> [SET EXERCISE]
Copy out the data below as written; omit any images.

═════ DATASET ENTRIES

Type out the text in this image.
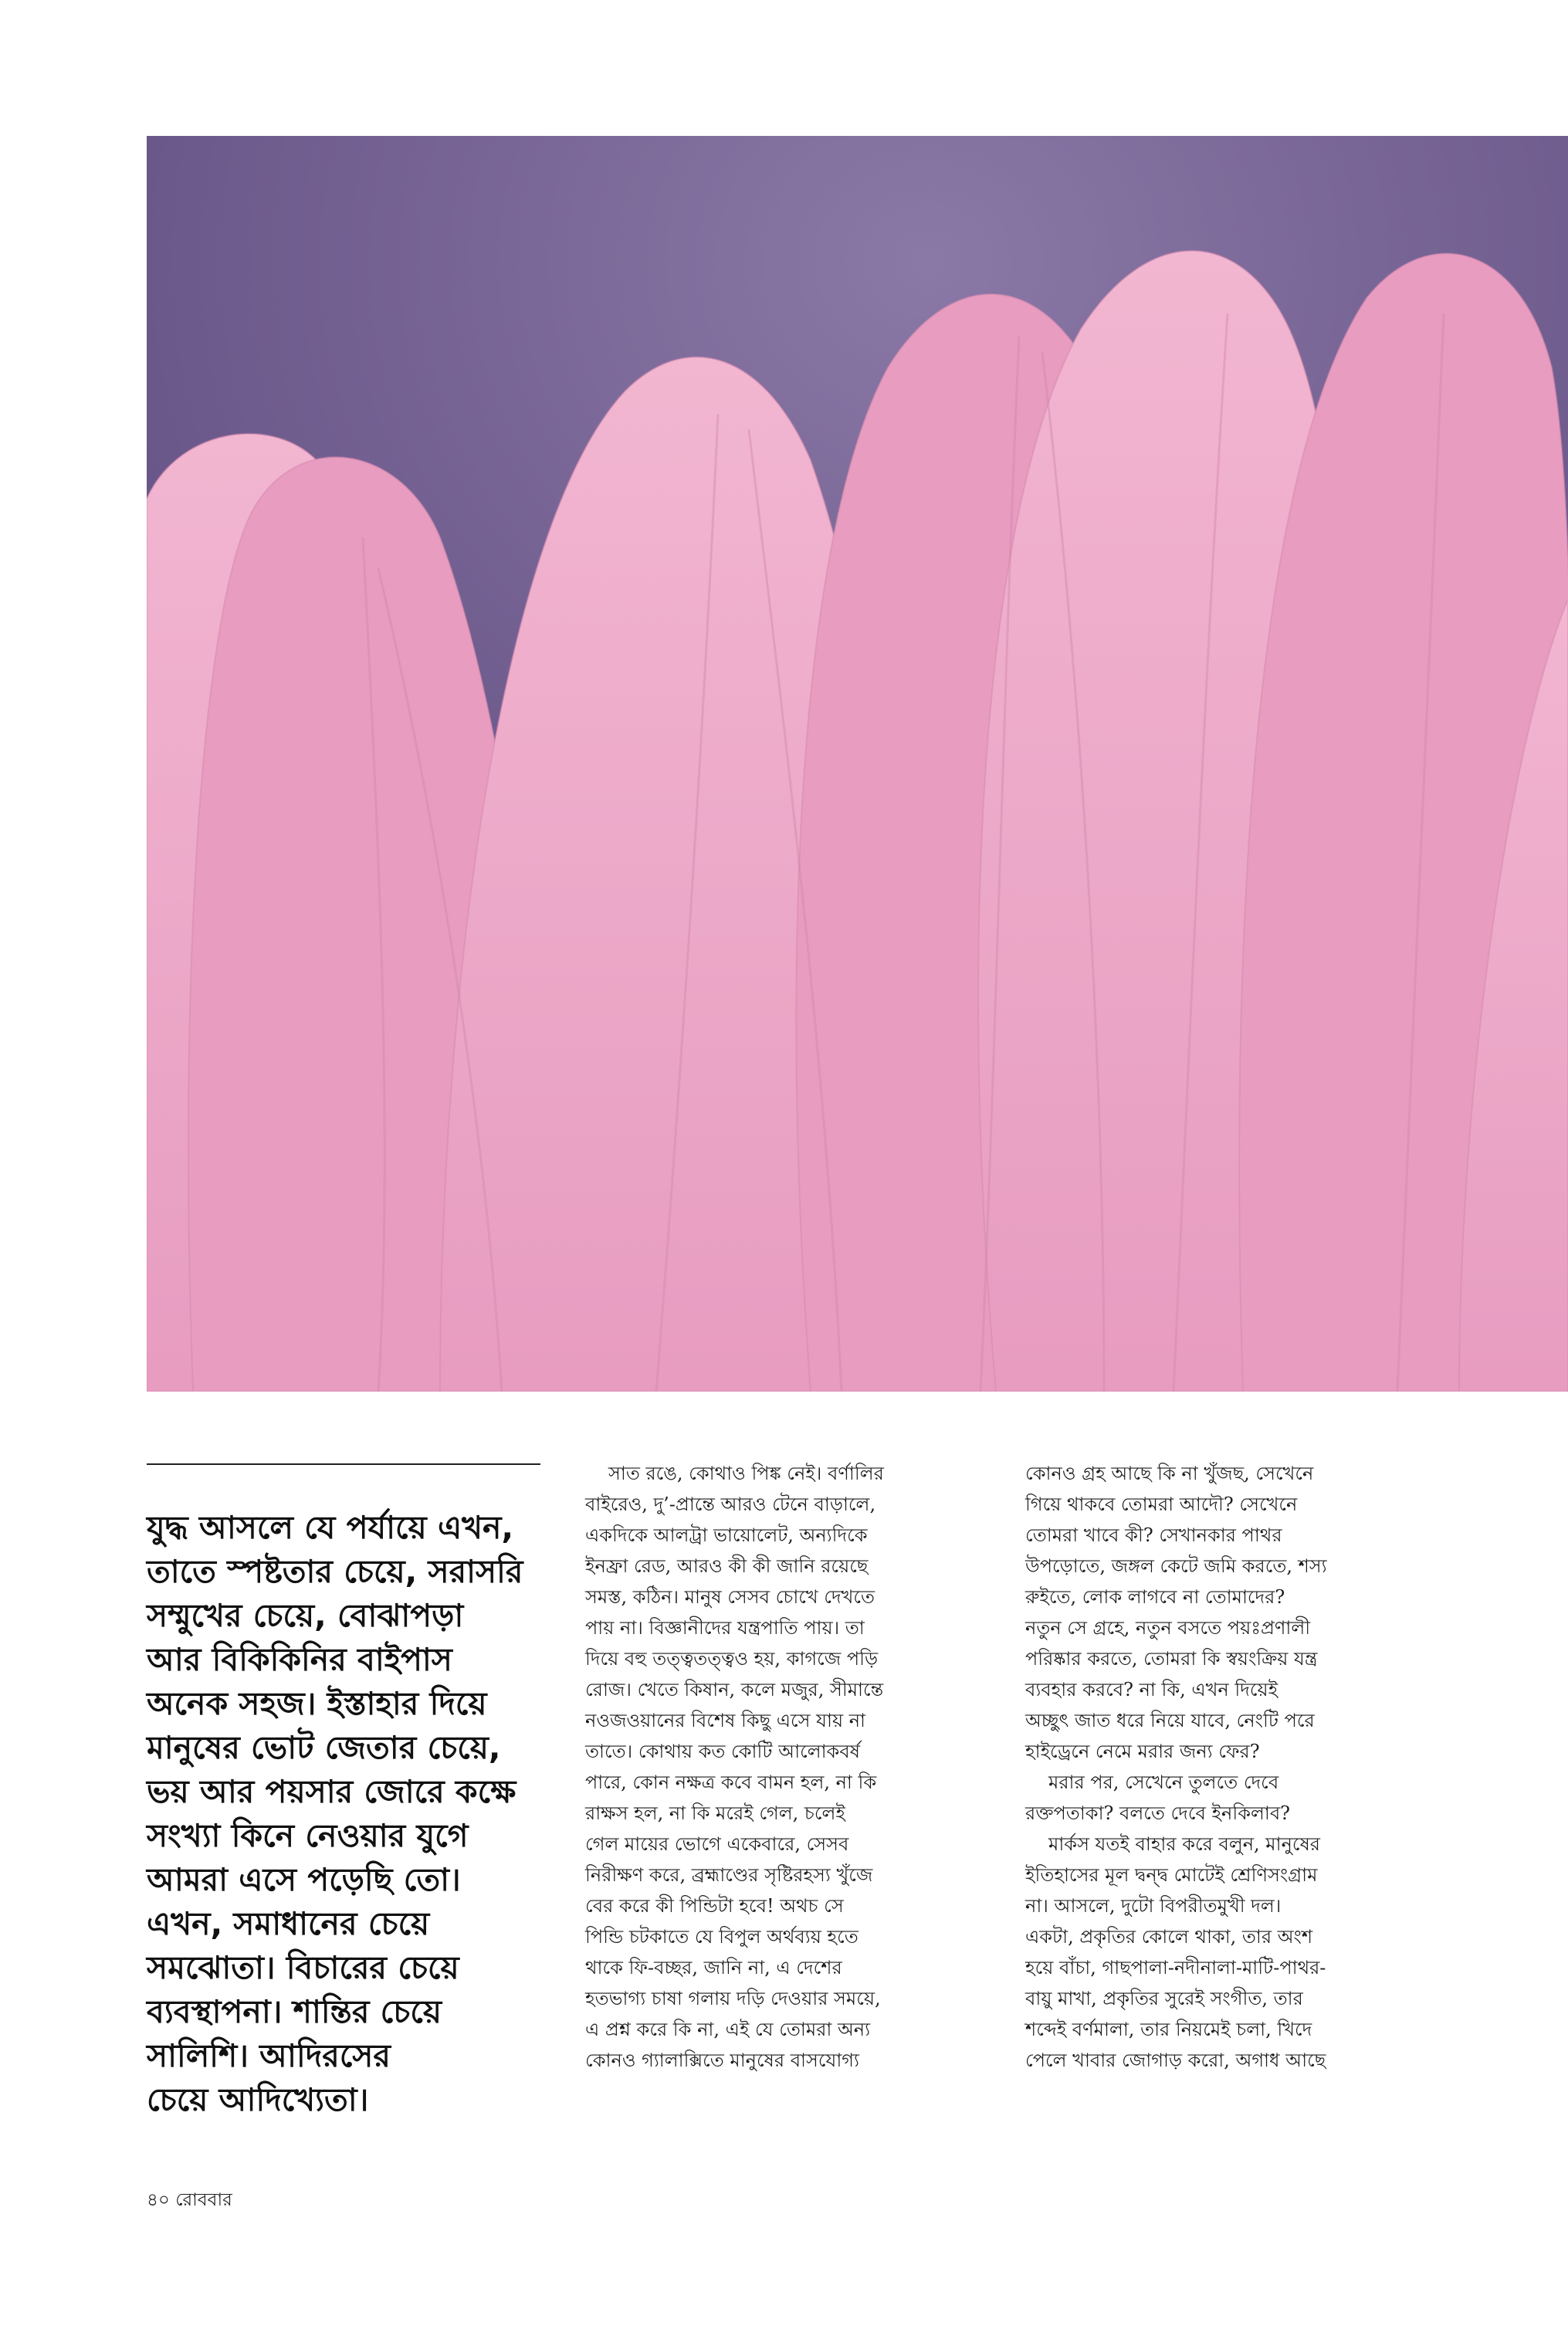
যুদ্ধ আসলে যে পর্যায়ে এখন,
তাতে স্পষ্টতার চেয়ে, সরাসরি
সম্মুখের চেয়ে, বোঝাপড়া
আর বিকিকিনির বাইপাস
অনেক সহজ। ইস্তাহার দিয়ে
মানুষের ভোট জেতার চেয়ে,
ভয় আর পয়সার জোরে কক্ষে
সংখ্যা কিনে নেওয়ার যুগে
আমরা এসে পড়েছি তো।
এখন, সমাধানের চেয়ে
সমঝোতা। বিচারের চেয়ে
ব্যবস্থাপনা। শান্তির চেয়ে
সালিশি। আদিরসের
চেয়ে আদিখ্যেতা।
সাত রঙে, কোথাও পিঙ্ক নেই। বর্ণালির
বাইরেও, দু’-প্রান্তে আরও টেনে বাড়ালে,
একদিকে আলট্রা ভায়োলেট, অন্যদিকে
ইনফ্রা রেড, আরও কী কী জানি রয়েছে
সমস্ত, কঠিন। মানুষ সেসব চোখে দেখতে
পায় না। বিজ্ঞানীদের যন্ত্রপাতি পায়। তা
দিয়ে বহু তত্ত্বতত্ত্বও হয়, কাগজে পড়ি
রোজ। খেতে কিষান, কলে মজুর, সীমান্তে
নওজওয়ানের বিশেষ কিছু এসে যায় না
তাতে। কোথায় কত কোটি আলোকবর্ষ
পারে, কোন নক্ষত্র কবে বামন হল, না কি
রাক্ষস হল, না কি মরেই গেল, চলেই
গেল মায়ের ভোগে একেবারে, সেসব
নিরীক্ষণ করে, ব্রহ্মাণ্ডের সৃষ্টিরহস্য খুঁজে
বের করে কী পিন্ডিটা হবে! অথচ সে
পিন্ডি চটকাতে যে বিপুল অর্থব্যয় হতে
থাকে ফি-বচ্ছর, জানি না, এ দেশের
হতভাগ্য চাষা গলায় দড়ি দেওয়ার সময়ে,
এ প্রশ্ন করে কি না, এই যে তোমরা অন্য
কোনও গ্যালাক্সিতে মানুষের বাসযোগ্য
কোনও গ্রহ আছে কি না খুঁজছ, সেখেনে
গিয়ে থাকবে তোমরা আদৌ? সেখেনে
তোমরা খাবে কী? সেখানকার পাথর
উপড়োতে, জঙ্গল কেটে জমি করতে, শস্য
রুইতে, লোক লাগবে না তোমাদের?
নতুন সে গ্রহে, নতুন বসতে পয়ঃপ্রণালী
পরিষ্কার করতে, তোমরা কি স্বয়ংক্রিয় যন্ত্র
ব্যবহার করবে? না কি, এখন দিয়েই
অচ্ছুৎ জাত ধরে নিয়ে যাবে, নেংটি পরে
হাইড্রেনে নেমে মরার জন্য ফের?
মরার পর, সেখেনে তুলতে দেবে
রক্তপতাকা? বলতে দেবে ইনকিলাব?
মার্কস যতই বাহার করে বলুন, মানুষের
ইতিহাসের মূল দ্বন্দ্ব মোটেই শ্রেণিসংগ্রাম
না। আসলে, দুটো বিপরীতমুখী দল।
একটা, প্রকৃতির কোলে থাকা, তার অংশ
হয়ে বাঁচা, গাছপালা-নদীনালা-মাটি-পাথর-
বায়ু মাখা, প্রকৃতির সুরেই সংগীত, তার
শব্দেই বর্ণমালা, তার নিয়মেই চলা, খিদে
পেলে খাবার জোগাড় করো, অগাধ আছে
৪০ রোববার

══════════

> [PROBLEM SOLUTION]
Type out the text in this image.
যুদ্ধ আসলে যে পর্যায়ে এখন,
তাতে স্পষ্টতার চেয়ে, সরাসরি
সম্মুখের চেয়ে, বোঝাপড়া
আর বিকিকিনির বাইপাস
অনেক সহজ। ইস্তাহার দিয়ে
মানুষের ভোট জেতার চেয়ে,
ভয় আর পয়সার জোরে কক্ষে
সংখ্যা কিনে নেওয়ার যুগে
আমরা এসে পড়েছি তো।
এখন, সমাধানের চেয়ে
সমঝোতা। বিচারের চেয়ে
ব্যবস্থাপনা। শান্তির চেয়ে
সালিশি। আদিরসের
চেয়ে আদিখ্যেতা।
সাত রঙে, কোথাও পিঙ্ক নেই। বর্ণালির
বাইরেও, দু’-প্রান্তে আরও টেনে বাড়ালে,
একদিকে আলট্রা ভায়োলেট, অন্যদিকে
ইনফ্রা রেড, আরও কী কী জানি রয়েছে
সমস্ত, কঠিন। মানুষ সেসব চোখে দেখতে
পায় না। বিজ্ঞানীদের যন্ত্রপাতি পায়। তা
দিয়ে বহু তত্ত্বতত্ত্বও হয়, কাগজে পড়ি
রোজ। খেতে কিষান, কলে মজুর, সীমান্তে
নওজওয়ানের বিশেষ কিছু এসে যায় না
তাতে। কোথায় কত কোটি আলোকবর্ষ
পারে, কোন নক্ষত্র কবে বামন হল, না কি
রাক্ষস হল, না কি মরেই গেল, চলেই
গেল মায়ের ভোগে একেবারে, সেসব
নিরীক্ষণ করে, ব্রহ্মাণ্ডের সৃষ্টিরহস্য খুঁজে
বের করে কী পিন্ডিটা হবে! অথচ সে
পিন্ডি চটকাতে যে বিপুল অর্থব্যয় হতে
থাকে ফি-বচ্ছর, জানি না, এ দেশের
হতভাগ্য চাষা গলায় দড়ি দেওয়ার সময়ে,
এ প্রশ্ন করে কি না, এই যে তোমরা অন্য
কোনও গ্যালাক্সিতে মানুষের বাসযোগ্য
কোনও গ্রহ আছে কি না খুঁজছ, সেখেনে
গিয়ে থাকবে তোমরা আদৌ? সেখেনে
তোমরা খাবে কী? সেখানকার পাথর
উপড়োতে, জঙ্গল কেটে জমি করতে, শস্য
রুইতে, লোক লাগবে না তোমাদের?
নতুন সে গ্রহে, নতুন বসতে পয়ঃপ্রণালী
পরিষ্কার করতে, তোমরা কি স্বয়ংক্রিয় যন্ত্র
ব্যবহার করবে? না কি, এখন দিয়েই
অচ্ছুৎ জাত ধরে নিয়ে যাবে, নেংটি পরে
হাইড্রেনে নেমে মরার জন্য ফের?
মরার পর, সেখেনে তুলতে দেবে
রক্তপতাকা? বলতে দেবে ইনকিলাব?
মার্কস যতই বাহার করে বলুন, মানুষের
ইতিহাসের মূল দ্বন্দ্ব মোটেই শ্রেণিসংগ্রাম
না। আসলে, দুটো বিপরীতমুখী দল।
একটা, প্রকৃতির কোলে থাকা, তার অংশ
হয়ে বাঁচা, গাছপালা-নদীনালা-মাটি-পাথর-
বায়ু মাখা, প্রকৃতির সুরেই সংগীত, তার
শব্দেই বর্ণমালা, তার নিয়মেই চলা, খিদে
পেলে খাবার জোগাড় করো, অগাধ আছে
৪০ রোববার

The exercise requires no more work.